GIVEN REQUEST: Search the data for the string "pιng" and extract every line where it appears.

Data extracted from a collection:
— START —
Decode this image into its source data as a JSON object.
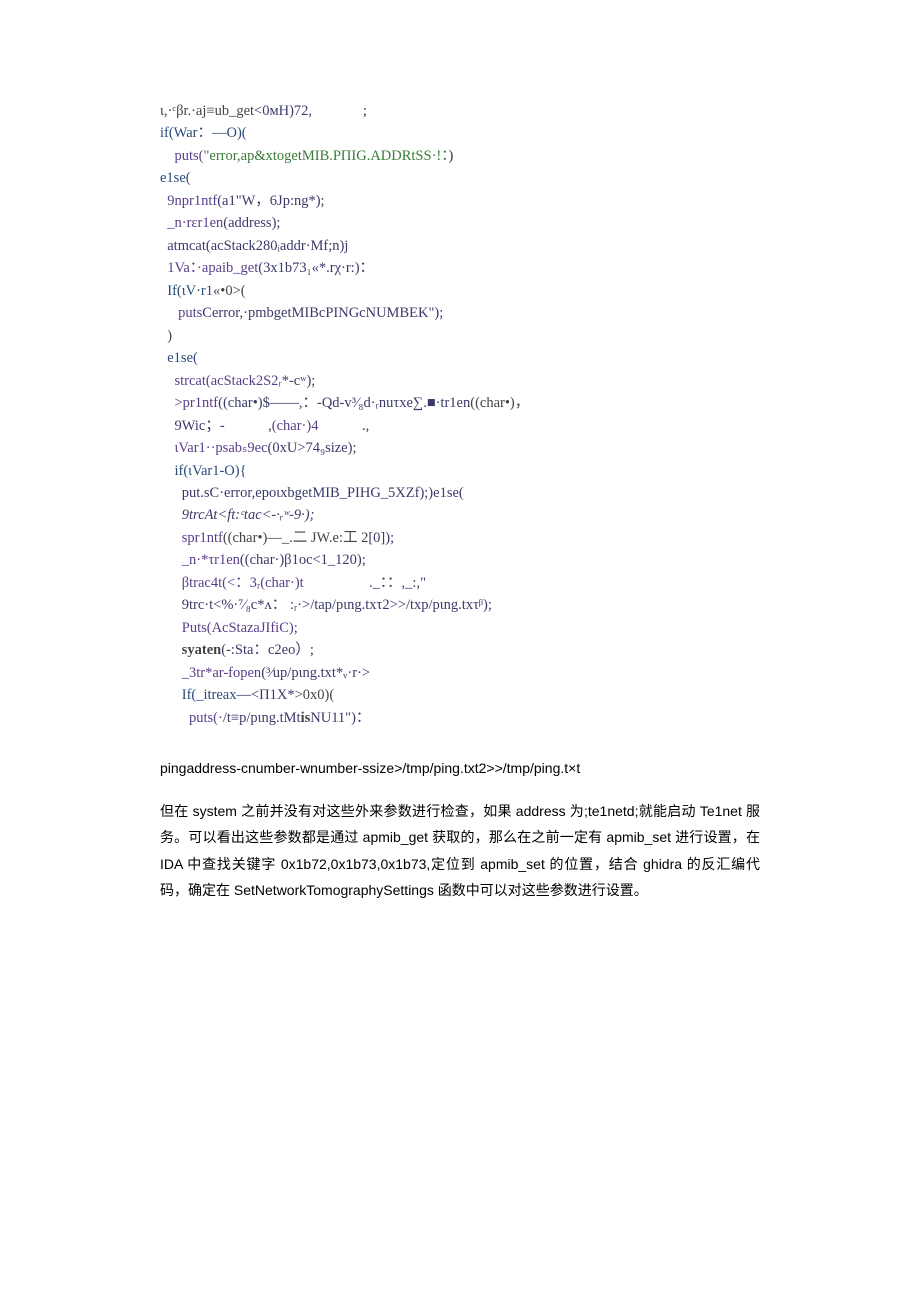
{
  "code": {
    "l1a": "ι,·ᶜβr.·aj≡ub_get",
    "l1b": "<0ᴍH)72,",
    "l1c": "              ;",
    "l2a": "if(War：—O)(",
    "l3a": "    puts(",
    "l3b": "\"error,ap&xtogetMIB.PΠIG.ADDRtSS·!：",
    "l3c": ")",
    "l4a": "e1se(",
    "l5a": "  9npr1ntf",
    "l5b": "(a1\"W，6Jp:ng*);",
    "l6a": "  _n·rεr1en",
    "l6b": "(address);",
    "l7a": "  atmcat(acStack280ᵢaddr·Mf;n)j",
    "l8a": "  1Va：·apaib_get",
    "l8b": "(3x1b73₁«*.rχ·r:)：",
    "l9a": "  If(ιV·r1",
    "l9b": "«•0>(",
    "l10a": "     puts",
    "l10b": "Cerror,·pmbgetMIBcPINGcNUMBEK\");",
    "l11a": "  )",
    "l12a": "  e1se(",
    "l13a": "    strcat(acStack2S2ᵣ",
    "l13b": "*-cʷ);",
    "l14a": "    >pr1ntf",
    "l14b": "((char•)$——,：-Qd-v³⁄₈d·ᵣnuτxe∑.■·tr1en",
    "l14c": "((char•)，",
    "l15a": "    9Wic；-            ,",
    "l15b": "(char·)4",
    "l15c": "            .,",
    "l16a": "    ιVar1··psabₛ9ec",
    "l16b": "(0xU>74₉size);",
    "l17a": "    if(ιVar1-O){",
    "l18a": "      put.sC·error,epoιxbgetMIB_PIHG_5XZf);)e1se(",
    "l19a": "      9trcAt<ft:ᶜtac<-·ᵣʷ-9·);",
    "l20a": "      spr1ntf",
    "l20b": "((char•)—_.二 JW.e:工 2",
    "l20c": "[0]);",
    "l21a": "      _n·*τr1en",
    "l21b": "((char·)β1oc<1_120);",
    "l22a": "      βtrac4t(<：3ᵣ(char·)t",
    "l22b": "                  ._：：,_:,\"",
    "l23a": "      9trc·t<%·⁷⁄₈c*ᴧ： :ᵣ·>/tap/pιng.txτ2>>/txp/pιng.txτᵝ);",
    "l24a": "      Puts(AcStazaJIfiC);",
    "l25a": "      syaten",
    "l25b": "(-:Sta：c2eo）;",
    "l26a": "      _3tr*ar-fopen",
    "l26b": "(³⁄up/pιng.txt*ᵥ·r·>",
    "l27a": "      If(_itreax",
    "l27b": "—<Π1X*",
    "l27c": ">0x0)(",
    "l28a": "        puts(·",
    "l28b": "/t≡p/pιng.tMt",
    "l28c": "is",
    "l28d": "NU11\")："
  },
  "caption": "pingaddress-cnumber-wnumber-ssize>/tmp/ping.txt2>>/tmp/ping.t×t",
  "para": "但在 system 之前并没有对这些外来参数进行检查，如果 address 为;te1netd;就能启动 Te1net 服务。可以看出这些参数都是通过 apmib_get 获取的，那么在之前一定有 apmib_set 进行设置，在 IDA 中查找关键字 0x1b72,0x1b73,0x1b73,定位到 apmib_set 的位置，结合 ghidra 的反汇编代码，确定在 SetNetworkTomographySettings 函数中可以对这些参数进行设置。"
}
— END —
— START —
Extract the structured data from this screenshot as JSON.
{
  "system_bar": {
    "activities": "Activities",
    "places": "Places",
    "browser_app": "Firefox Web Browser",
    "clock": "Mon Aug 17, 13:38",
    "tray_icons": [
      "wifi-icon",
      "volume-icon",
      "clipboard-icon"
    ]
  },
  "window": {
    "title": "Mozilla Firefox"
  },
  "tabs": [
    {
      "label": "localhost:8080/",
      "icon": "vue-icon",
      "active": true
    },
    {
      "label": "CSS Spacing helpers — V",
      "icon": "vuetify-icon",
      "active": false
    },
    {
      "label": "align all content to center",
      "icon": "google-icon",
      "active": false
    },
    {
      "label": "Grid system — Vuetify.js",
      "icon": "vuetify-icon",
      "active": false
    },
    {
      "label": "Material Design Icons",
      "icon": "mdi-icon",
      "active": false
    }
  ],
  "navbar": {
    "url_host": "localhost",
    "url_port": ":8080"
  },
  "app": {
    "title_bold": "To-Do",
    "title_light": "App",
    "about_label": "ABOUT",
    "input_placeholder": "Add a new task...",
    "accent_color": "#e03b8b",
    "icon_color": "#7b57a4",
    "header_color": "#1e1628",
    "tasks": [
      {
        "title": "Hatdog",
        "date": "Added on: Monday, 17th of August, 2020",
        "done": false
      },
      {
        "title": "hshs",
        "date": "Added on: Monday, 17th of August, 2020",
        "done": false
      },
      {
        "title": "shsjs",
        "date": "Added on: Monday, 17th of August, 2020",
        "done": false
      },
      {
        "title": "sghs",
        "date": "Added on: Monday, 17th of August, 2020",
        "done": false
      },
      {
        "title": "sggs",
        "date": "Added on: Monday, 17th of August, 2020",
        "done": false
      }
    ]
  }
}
— END —
REPLY TO THE TASK:
    "l23a": "      9trc·t<%·⁷⁄₈c*ᴧ： :ᵣ·>/tap/pιng.txτ2>>/txp/pιng.txτᵝ);",
    "l26b": "(³⁄up/pιng.txt*ᵥ·r·>",
    "l28b": "/t≡p/pιng.tMt",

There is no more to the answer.